- **DOCUMENT**
Time for a Naked Gun reboot?

Jerry Zucker thinks so

The Naked Gun films could be revived … but without Leslie Nielsen as bumbling cop Lieutenant Frank Drebin.

That's the view of series' creator Jerry Zucker, who said the ‘international brand’ was not wholly dependent on the deadpan star, who died in 2010, and ready for a reprise.

Promoting his latest movie Scary Movie 5, the writer-director said: 'You could do another Naked Gun, with a reboot. Like Star Trek'.

And as for replacing the man that the late critic Roger Ebert called 'the Olivier of spoofs', Zucker added: ‘There are people who can do that and they're not famous. You wouldn't know who they were. But I know actors who can do it. Again, I think Paramount has an international brand in Naked Gun and I think there's something you can do.'

The director clarified that he was more personally inclined to revive the spirit of Drebin, rather than the series itself.

- **REQUIREMENT A**
Answer these questions from the article on a Naked Gun reboot:
(i) In what year did the star of the Naked Gun films die?
(ii) Which movie was Jerry Zucker promoting when he made his remarks?
(iii) What did Roger Ebert call the actor Zucker would need to replace?

- **RECORDS PROVIDED**
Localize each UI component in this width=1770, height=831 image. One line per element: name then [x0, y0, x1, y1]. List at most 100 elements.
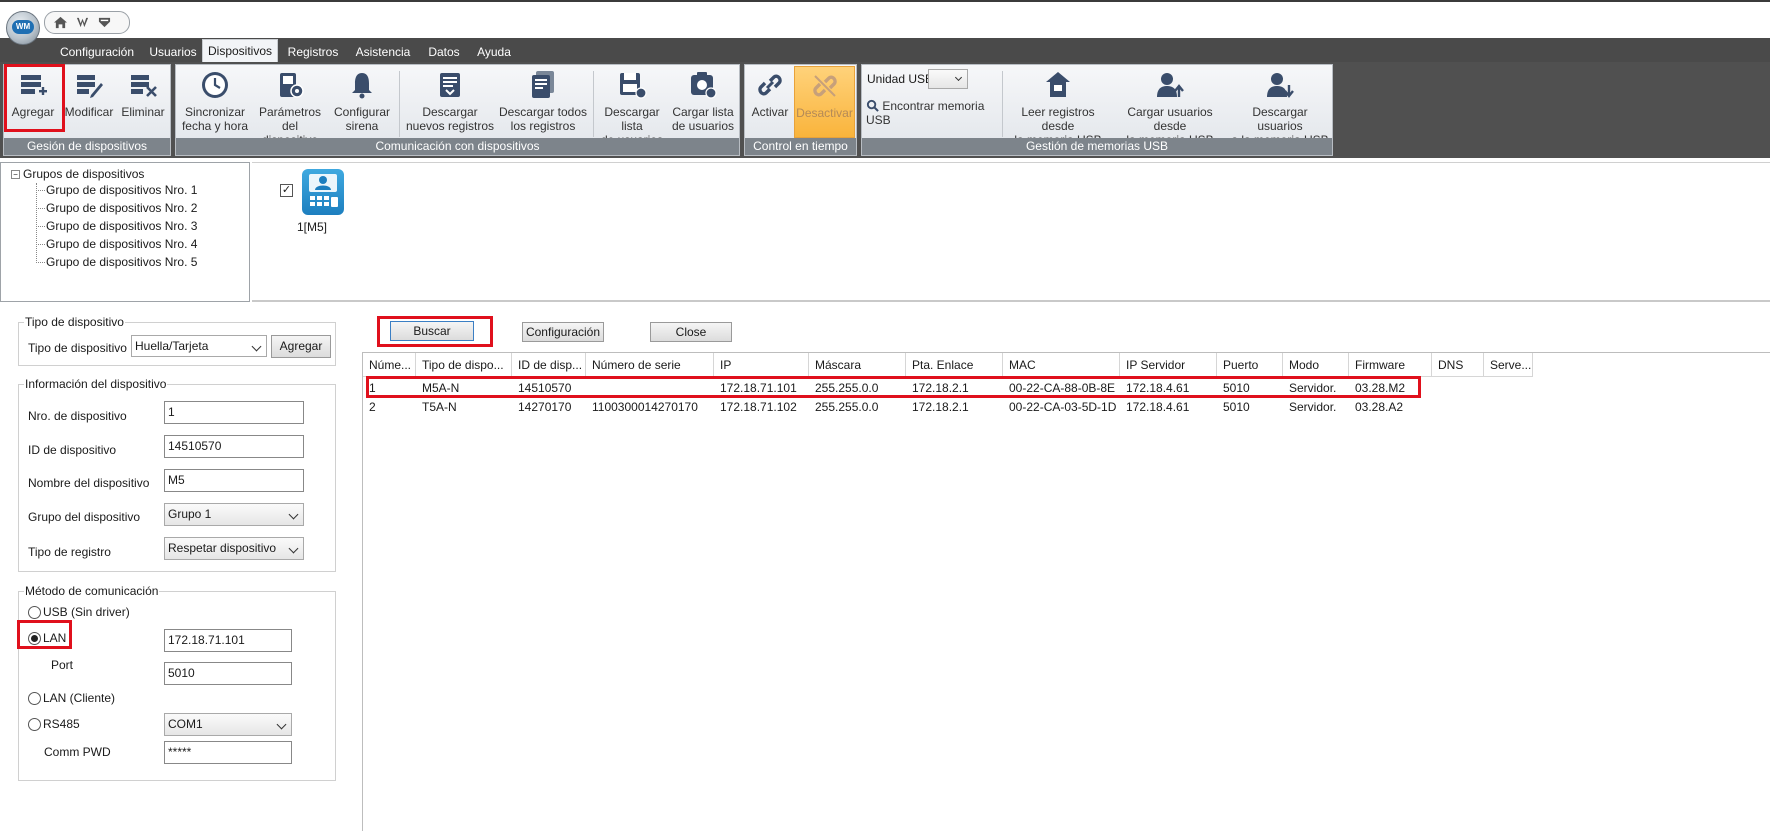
cell-modo: Servidor. — [1289, 400, 1337, 414]
desactivar-button[interactable]: Desactivar — [794, 66, 855, 138]
tree-root-label: Grupos de dispositivos — [23, 167, 145, 181]
title-bar — [0, 0, 1770, 38]
parametros-button[interactable]: Parámetros del dispositivo — [254, 69, 326, 147]
tab-asistencia[interactable]: Asistencia — [352, 42, 414, 62]
descargar-usb-button[interactable]: Descargar usuarios a la memoria USB — [1230, 69, 1330, 147]
sincronizar-button[interactable]: Sincronizar fecha y hora — [180, 69, 250, 139]
tipo-select[interactable]: Huella/Tarjeta — [131, 335, 267, 357]
tree-connector — [36, 244, 45, 245]
table-row[interactable]: 1 M5A-N 14510570 172.18.71.101 255.255.0… — [363, 379, 1423, 397]
group-label: Gesión de dispositivos — [4, 138, 170, 155]
descargar-nuevos-button[interactable]: Descargar nuevos registros — [404, 69, 496, 139]
tab-configuracion[interactable]: Configuración — [56, 42, 138, 62]
column-header[interactable]: Firmware — [1349, 353, 1432, 377]
column-header[interactable]: MAC — [1003, 353, 1120, 377]
id-label: ID de dispositivo — [28, 443, 117, 457]
parametros-label-1: Parámetros — [258, 105, 322, 119]
nro-input[interactable]: 1 — [164, 401, 304, 424]
eliminar-button[interactable]: Eliminar — [118, 69, 168, 139]
grupo-select[interactable]: Grupo 1 — [164, 503, 304, 526]
link-icon — [758, 74, 782, 96]
bell-icon — [352, 73, 372, 99]
configurar-label-2: sirena — [345, 119, 379, 133]
terminal-device-icon[interactable] — [302, 169, 344, 215]
radio-rs485[interactable] — [28, 718, 41, 731]
column-header[interactable]: Pta. Enlace — [906, 353, 1003, 377]
descargar-lista-button[interactable]: Descargar lista de usuarios — [596, 69, 668, 147]
column-header[interactable]: IP — [714, 353, 809, 377]
close-button[interactable]: Close — [650, 322, 732, 342]
column-header[interactable]: Serve... — [1484, 353, 1533, 377]
tree-item-group-4[interactable]: Grupo de dispositivos Nro. 4 — [46, 237, 197, 251]
column-header[interactable]: Máscara — [809, 353, 906, 377]
fieldset-tipo: Tipo de dispositivo Tipo de dispositivo … — [18, 315, 336, 366]
column-header[interactable]: Puerto — [1217, 353, 1283, 377]
nombre-input[interactable]: M5 — [164, 469, 304, 492]
tipo-agregar-button[interactable]: Agregar — [271, 335, 331, 358]
configurar-sirena-button[interactable]: Configurar sirena — [330, 69, 394, 139]
lan-ip-input[interactable]: 172.18.71.101 — [164, 629, 292, 652]
chevron-down-icon — [288, 543, 299, 554]
column-header[interactable]: ID de disp... — [512, 353, 586, 377]
cargar-lista-button[interactable]: Cargar lista de usuarios — [670, 69, 736, 139]
column-header[interactable]: DNS — [1432, 353, 1484, 377]
tab-registros[interactable]: Registros — [286, 42, 340, 62]
descargar-nuevos-label-1: Descargar — [422, 105, 478, 119]
rs485-select[interactable]: COM1 — [164, 713, 292, 736]
column-header[interactable]: Tipo de dispo... — [416, 353, 512, 377]
chevron-down-icon — [288, 509, 299, 520]
table-row[interactable]: 2 T5A-N 14270170 1100300014270170 172.18… — [363, 398, 1423, 416]
tree-connector — [36, 262, 45, 263]
tree-item-group-2[interactable]: Grupo de dispositivos Nro. 2 — [46, 201, 197, 215]
collapse-icon[interactable]: − — [11, 170, 20, 179]
tree-item-group-1[interactable]: Grupo de dispositivos Nro. 1 — [46, 183, 197, 197]
unlink-icon — [812, 75, 837, 97]
tree-root[interactable]: − Grupos de dispositivos — [11, 167, 144, 181]
tab-usuarios[interactable]: Usuarios — [144, 42, 202, 62]
home-icon[interactable] — [53, 16, 68, 29]
nombre-label: Nombre del dispositivo — [28, 476, 150, 490]
device-search-grid: Núme... Tipo de dispo... ID de disp... N… — [363, 352, 1770, 831]
leer-usb-button[interactable]: Leer registros desde la memoria USB — [1006, 69, 1110, 147]
activar-button[interactable]: Activar — [747, 69, 793, 139]
add-device-icon — [21, 75, 47, 95]
column-header[interactable]: Núme... — [363, 353, 416, 377]
cell-numero: 2 — [369, 400, 376, 414]
tab-datos[interactable]: Datos — [424, 42, 464, 62]
search-icon — [866, 99, 879, 112]
cargar-usb-button[interactable]: Cargar usuarios desde la memoria USB — [1114, 69, 1226, 147]
id-input[interactable]: 14510570 — [164, 435, 304, 458]
port-input[interactable]: 5010 — [164, 662, 292, 685]
shield-icon[interactable] — [97, 16, 112, 29]
radio-lan[interactable] — [28, 632, 41, 645]
tree-item-group-3[interactable]: Grupo de dispositivos Nro. 3 — [46, 219, 197, 233]
radio-usb[interactable] — [28, 606, 41, 619]
cell-ip: 172.18.71.102 — [720, 400, 797, 414]
column-header[interactable]: Modo — [1283, 353, 1349, 377]
cell-tipo: T5A-N — [422, 400, 457, 414]
descargar-todos-button[interactable]: Descargar todos los registros — [498, 69, 588, 139]
modificar-button[interactable]: Modificar — [62, 69, 116, 139]
cell-enlace: 172.18.2.1 — [912, 381, 969, 395]
radio-lan-cliente[interactable] — [28, 692, 41, 705]
tab-ayuda[interactable]: Ayuda — [474, 42, 514, 62]
column-header[interactable]: Número de serie — [586, 353, 714, 377]
usb-unit-select[interactable] — [928, 69, 968, 89]
user-edit-icon[interactable] — [75, 16, 90, 29]
configuracion-button[interactable]: Configuración — [522, 322, 604, 342]
registro-select[interactable]: Respetar dispositivo — [164, 537, 304, 560]
app-logo[interactable]: WM — [6, 11, 40, 45]
column-header[interactable]: IP Servidor — [1120, 353, 1217, 377]
agregar-button[interactable]: Agregar — [8, 69, 58, 139]
cell-serie: 1100300014270170 — [592, 400, 698, 414]
leer-usb-label-1: Leer registros desde — [1021, 105, 1095, 133]
sincronizar-label-1: Sincronizar — [184, 105, 246, 119]
tree-item-group-5[interactable]: Grupo de dispositivos Nro. 5 — [46, 255, 197, 269]
buscar-button[interactable]: Buscar — [390, 321, 474, 341]
cargar-lista-label-1: Cargar lista — [672, 105, 734, 119]
group-comunicacion: Sincronizar fecha y hora Parámetros del … — [175, 64, 740, 156]
device-checkbox[interactable]: ✓ — [280, 184, 293, 197]
encontrar-usb-button[interactable]: Encontrar memoria USB — [866, 99, 1000, 127]
pwd-input[interactable]: ***** — [164, 741, 292, 764]
tab-dispositivos[interactable]: Dispositivos — [202, 39, 278, 62]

- **REQUIREMENT B**
In the records, rewrite the lines from the line containing "cell-modo: Servidor. — [1289, 400, 1337, 414]" through the line containing "descargar-usb-button[interactable]: Descargar usuarios", changing "Parámetros del dispositivo" to "Parámetros del equipo" and leaving everything else unchanged. Return only those lines.

- **FULL RESPONSE A**
(i) 2010
(ii) Scary Movie 5
(iii) 'the Olivier of spoofs'

- **FULL RESPONSE B**
cell-modo: Servidor. — [1289, 400, 1337, 414]
desactivar-button[interactable]: Desactivar — [794, 66, 855, 138]
tree-root-label: Grupos de dispositivos — [23, 167, 145, 181]
title-bar — [0, 0, 1770, 38]
parametros-button[interactable]: Parámetros del equipo — [254, 69, 326, 147]
tab-asistencia[interactable]: Asistencia — [352, 42, 414, 62]
descargar-usb-button[interactable]: Descargar usuarios a la memoria USB — [1230, 69, 1330, 147]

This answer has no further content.